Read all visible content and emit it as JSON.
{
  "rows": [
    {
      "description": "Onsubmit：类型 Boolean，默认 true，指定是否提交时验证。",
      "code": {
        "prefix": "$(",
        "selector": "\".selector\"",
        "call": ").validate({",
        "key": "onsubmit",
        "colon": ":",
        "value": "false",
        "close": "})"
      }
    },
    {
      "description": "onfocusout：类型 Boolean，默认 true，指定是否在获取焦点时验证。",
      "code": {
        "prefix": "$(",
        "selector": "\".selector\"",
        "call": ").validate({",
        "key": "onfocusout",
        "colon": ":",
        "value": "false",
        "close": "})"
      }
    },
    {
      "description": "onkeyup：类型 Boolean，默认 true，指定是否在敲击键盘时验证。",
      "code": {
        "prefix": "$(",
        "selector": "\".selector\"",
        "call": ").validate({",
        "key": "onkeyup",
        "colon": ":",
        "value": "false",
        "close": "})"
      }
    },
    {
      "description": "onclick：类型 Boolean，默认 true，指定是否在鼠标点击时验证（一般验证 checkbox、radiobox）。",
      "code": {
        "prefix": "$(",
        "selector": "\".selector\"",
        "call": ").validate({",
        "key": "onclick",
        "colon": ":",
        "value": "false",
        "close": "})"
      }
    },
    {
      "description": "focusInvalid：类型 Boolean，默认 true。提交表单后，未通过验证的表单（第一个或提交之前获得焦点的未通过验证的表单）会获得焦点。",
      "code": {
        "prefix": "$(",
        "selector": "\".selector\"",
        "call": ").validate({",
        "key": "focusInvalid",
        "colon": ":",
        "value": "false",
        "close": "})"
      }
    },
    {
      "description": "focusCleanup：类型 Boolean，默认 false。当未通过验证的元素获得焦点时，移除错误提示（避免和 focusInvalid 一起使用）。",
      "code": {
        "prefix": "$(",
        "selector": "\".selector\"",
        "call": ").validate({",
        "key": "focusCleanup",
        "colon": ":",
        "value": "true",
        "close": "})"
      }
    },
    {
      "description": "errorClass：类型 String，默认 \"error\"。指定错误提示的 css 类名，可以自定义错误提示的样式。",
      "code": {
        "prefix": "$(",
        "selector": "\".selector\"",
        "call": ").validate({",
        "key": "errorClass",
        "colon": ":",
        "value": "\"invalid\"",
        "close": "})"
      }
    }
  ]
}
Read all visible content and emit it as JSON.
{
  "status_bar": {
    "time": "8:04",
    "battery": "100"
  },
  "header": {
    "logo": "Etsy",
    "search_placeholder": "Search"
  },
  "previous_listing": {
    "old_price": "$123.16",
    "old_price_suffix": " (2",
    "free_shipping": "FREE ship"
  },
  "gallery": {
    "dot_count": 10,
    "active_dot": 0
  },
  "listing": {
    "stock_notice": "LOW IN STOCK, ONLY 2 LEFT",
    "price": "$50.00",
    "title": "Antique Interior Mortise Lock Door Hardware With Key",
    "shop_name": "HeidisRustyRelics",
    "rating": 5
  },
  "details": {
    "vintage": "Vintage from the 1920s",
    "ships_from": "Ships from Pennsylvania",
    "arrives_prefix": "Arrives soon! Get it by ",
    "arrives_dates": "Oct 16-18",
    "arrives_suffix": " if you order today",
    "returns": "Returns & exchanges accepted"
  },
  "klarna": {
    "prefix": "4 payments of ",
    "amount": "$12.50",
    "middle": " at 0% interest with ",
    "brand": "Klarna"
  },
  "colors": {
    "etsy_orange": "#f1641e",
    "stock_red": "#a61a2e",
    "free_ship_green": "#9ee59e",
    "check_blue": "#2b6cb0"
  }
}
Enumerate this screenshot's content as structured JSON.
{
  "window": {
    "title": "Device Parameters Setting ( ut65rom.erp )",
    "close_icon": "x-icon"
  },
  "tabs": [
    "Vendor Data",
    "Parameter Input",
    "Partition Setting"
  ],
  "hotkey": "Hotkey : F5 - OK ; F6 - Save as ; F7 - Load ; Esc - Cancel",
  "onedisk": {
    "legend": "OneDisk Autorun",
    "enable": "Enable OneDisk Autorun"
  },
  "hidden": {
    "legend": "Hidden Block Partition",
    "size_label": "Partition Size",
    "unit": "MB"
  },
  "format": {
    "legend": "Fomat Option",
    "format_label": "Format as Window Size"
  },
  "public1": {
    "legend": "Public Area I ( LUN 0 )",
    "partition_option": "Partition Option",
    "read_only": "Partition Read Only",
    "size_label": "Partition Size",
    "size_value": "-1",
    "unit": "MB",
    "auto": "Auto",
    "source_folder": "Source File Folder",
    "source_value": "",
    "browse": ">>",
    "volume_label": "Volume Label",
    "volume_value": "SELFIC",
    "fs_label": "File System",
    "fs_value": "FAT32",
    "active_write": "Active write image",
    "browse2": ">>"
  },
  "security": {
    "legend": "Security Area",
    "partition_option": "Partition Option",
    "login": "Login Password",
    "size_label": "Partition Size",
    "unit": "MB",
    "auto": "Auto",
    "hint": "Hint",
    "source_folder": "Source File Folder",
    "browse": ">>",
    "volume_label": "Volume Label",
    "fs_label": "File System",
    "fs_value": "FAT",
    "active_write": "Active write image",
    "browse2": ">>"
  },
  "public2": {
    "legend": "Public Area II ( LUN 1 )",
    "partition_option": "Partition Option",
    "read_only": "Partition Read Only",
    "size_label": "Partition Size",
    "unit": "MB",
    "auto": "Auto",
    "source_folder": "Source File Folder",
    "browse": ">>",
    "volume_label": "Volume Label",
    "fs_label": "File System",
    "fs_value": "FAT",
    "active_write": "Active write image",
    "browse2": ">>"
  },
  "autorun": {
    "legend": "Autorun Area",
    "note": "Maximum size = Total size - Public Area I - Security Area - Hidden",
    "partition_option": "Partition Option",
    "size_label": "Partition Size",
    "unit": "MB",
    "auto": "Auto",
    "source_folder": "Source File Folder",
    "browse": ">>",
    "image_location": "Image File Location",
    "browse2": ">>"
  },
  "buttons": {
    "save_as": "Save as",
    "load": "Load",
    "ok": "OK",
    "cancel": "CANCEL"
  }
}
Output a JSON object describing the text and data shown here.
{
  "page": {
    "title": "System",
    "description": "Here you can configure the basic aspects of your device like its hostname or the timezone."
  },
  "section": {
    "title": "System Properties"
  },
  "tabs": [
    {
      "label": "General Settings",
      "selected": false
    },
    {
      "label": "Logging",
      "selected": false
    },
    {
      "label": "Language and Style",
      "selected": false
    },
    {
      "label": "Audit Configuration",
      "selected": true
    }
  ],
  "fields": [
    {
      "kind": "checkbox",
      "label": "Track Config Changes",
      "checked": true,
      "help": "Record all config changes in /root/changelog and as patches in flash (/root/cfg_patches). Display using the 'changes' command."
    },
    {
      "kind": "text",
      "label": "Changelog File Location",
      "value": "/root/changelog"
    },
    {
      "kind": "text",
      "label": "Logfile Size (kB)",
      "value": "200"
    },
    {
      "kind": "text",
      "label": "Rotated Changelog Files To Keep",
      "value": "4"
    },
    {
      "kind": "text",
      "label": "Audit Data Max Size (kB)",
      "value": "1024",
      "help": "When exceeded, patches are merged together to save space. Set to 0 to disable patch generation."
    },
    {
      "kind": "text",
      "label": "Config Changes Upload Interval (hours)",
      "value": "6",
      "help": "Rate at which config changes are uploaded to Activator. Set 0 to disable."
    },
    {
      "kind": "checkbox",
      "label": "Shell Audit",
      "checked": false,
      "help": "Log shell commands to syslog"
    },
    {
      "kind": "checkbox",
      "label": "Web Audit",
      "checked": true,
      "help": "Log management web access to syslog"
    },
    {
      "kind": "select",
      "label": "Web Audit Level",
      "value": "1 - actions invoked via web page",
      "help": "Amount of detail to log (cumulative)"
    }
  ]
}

Given instruction → Restate the data above word for word.

Result →
Read all visible content and emit it as JSON.
{
  "rows": [
    {
      "description": "Onsubmit：类型 Boolean，默认 true，指定是否提交时验证。",
      "code": {
        "prefix": "$(",
        "selector": "\".selector\"",
        "call": ").validate({",
        "key": "onsubmit",
        "colon": ":",
        "value": "false",
        "close": "})"
      }
    },
    {
      "description": "onfocusout：类型 Boolean，默认 true，指定是否在获取焦点时验证。",
      "code": {
        "prefix": "$(",
        "selector": "\".selector\"",
        "call": ").validate({",
        "key": "onfocusout",
        "colon": ":",
        "value": "false",
        "close": "})"
      }
    },
    {
      "description": "onkeyup：类型 Boolean，默认 true，指定是否在敲击键盘时验证。",
      "code": {
        "prefix": "$(",
        "selector": "\".selector\"",
        "call": ").validate({",
        "key": "onkeyup",
        "colon": ":",
        "value": "false",
        "close": "})"
      }
    },
    {
      "description": "onclick：类型 Boolean，默认 true，指定是否在鼠标点击时验证（一般验证 checkbox、radiobox）。",
      "code": {
        "prefix": "$(",
        "selector": "\".selector\"",
        "call": ").validate({",
        "key": "onclick",
        "colon": ":",
        "value": "false",
        "close": "})"
      }
    },
    {
      "description": "focusInvalid：类型 Boolean，默认 true。提交表单后，未通过验证的表单（第一个或提交之前获得焦点的未通过验证的表单）会获得焦点。",
      "code": {
        "prefix": "$(",
        "selector": "\".selector\"",
        "call": ").validate({",
        "key": "focusInvalid",
        "colon": ":",
        "value": "false",
        "close": "})"
      }
    },
    {
      "description": "focusCleanup：类型 Boolean，默认 false。当未通过验证的元素获得焦点时，移除错误提示（避免和 focusInvalid 一起使用）。",
      "code": {
        "prefix": "$(",
        "selector": "\".selector\"",
        "call": ").validate({",
        "key": "focusCleanup",
        "colon": ":",
        "value": "true",
        "close": "})"
      }
    },
    {
      "description": "errorClass：类型 String，默认 \"error\"。指定错误提示的 css 类名，可以自定义错误提示的样式。",
      "code": {
        "prefix": "$(",
        "selector": "\".selector\"",
        "call": ").validate({",
        "key": "errorClass",
        "colon": ":",
        "value": "\"invalid\"",
        "close": "})"
      }
    }
  ]
}
Read all visible content and emit it as JSON.
{
  "status_bar": {
    "time": "8:04",
    "battery": "100"
  },
  "header": {
    "logo": "Etsy",
    "search_placeholder": "Search"
  },
  "previous_listing": {
    "old_price": "$123.16",
    "old_price_suffix": " (2",
    "free_shipping": "FREE ship"
  },
  "gallery": {
    "dot_count": 10,
    "active_dot": 0
  },
  "listing": {
    "stock_notice": "LOW IN STOCK, ONLY 2 LEFT",
    "price": "$50.00",
    "title": "Antique Interior Mortise Lock Door Hardware With Key",
    "shop_name": "HeidisRustyRelics",
    "rating": 5
  },
  "details": {
    "vintage": "Vintage from the 1920s",
    "ships_from": "Ships from Pennsylvania",
    "arrives_prefix": "Arrives soon! Get it by ",
    "arrives_dates": "Oct 16-18",
    "arrives_suffix": " if you order today",
    "returns": "Returns & exchanges accepted"
  },
  "klarna": {
    "prefix": "4 payments of ",
    "amount": "$12.50",
    "middle": " at 0% interest with ",
    "brand": "Klarna"
  },
  "colors": {
    "etsy_orange": "#f1641e",
    "stock_red": "#a61a2e",
    "free_ship_green": "#9ee59e",
    "check_blue": "#2b6cb0"
  }
}
Enumerate this screenshot's content as structured JSON.
{
  "window": {
    "title": "Device Parameters Setting ( ut65rom.erp )",
    "close_icon": "x-icon"
  },
  "tabs": [
    "Vendor Data",
    "Parameter Input",
    "Partition Setting"
  ],
  "hotkey": "Hotkey : F5 - OK ; F6 - Save as ; F7 - Load ; Esc - Cancel",
  "onedisk": {
    "legend": "OneDisk Autorun",
    "enable": "Enable OneDisk Autorun"
  },
  "hidden": {
    "legend": "Hidden Block Partition",
    "size_label": "Partition Size",
    "unit": "MB"
  },
  "format": {
    "legend": "Fomat Option",
    "format_label": "Format as Window Size"
  },
  "public1": {
    "legend": "Public Area I ( LUN 0 )",
    "partition_option": "Partition Option",
    "read_only": "Partition Read Only",
    "size_label": "Partition Size",
    "size_value": "-1",
    "unit": "MB",
    "auto": "Auto",
    "source_folder": "Source File Folder",
    "source_value": "",
    "browse": ">>",
    "volume_label": "Volume Label",
    "volume_value": "SELFIC",
    "fs_label": "File System",
    "fs_value": "FAT32",
    "active_write": "Active write image",
    "browse2": ">>"
  },
  "security": {
    "legend": "Security Area",
    "partition_option": "Partition Option",
    "login": "Login Password",
    "size_label": "Partition Size",
    "unit": "MB",
    "auto": "Auto",
    "hint": "Hint",
    "source_folder": "Source File Folder",
    "browse": ">>",
    "volume_label": "Volume Label",
    "fs_label": "File System",
    "fs_value": "FAT",
    "active_write": "Active write image",
    "browse2": ">>"
  },
  "public2": {
    "legend": "Public Area II ( LUN 1 )",
    "partition_option": "Partition Option",
    "read_only": "Partition Read Only",
    "size_label": "Partition Size",
    "unit": "MB",
    "auto": "Auto",
    "source_folder": "Source File Folder",
    "browse": ">>",
    "volume_label": "Volume Label",
    "fs_label": "File System",
    "fs_value": "FAT",
    "active_write": "Active write image",
    "browse2": ">>"
  },
  "autorun": {
    "legend": "Autorun Area",
    "note": "Maximum size = Total size - Public Area I - Security Area - Hidden",
    "partition_option": "Partition Option",
    "size_label": "Partition Size",
    "unit": "MB",
    "auto": "Auto",
    "source_folder": "Source File Folder",
    "browse": ">>",
    "image_location": "Image File Location",
    "browse2": ">>"
  },
  "buttons": {
    "save_as": "Save as",
    "load": "Load",
    "ok": "OK",
    "cancel": "CANCEL"
  }
}
Output a JSON object describing the text and data shown here.
{
  "page": {
    "title": "System",
    "description": "Here you can configure the basic aspects of your device like its hostname or the timezone."
  },
  "section": {
    "title": "System Properties"
  },
  "tabs": [
    {
      "label": "General Settings",
      "selected": false
    },
    {
      "label": "Logging",
      "selected": false
    },
    {
      "label": "Language and Style",
      "selected": false
    },
    {
      "label": "Audit Configuration",
      "selected": true
    }
  ],
  "fields": [
    {
      "kind": "checkbox",
      "label": "Track Config Changes",
      "checked": true,
      "help": "Record all config changes in /root/changelog and as patches in flash (/root/cfg_patches). Display using the 'changes' command."
    },
    {
      "kind": "text",
      "label": "Changelog File Location",
      "value": "/root/changelog"
    },
    {
      "kind": "text",
      "label": "Logfile Size (kB)",
      "value": "200"
    },
    {
      "kind": "text",
      "label": "Rotated Changelog Files To Keep",
      "value": "4"
    },
    {
      "kind": "text",
      "label": "Audit Data Max Size (kB)",
      "value": "1024",
      "help": "When exceeded, patches are merged together to save space. Set to 0 to disable patch generation."
    },
    {
      "kind": "text",
      "label": "Config Changes Upload Interval (hours)",
      "value": "6",
      "help": "Rate at which config changes are uploaded to Activator. Set 0 to disable."
    },
    {
      "kind": "checkbox",
      "label": "Shell Audit",
      "checked": false,
      "help": "Log shell commands to syslog"
    },
    {
      "kind": "checkbox",
      "label": "Web Audit",
      "checked": true,
      "help": "Log management web access to syslog"
    },
    {
      "kind": "select",
      "label": "Web Audit Level",
      "value": "1 - actions invoked via web page",
      "help": "Amount of detail to log (cumulative)"
    }
  ]
}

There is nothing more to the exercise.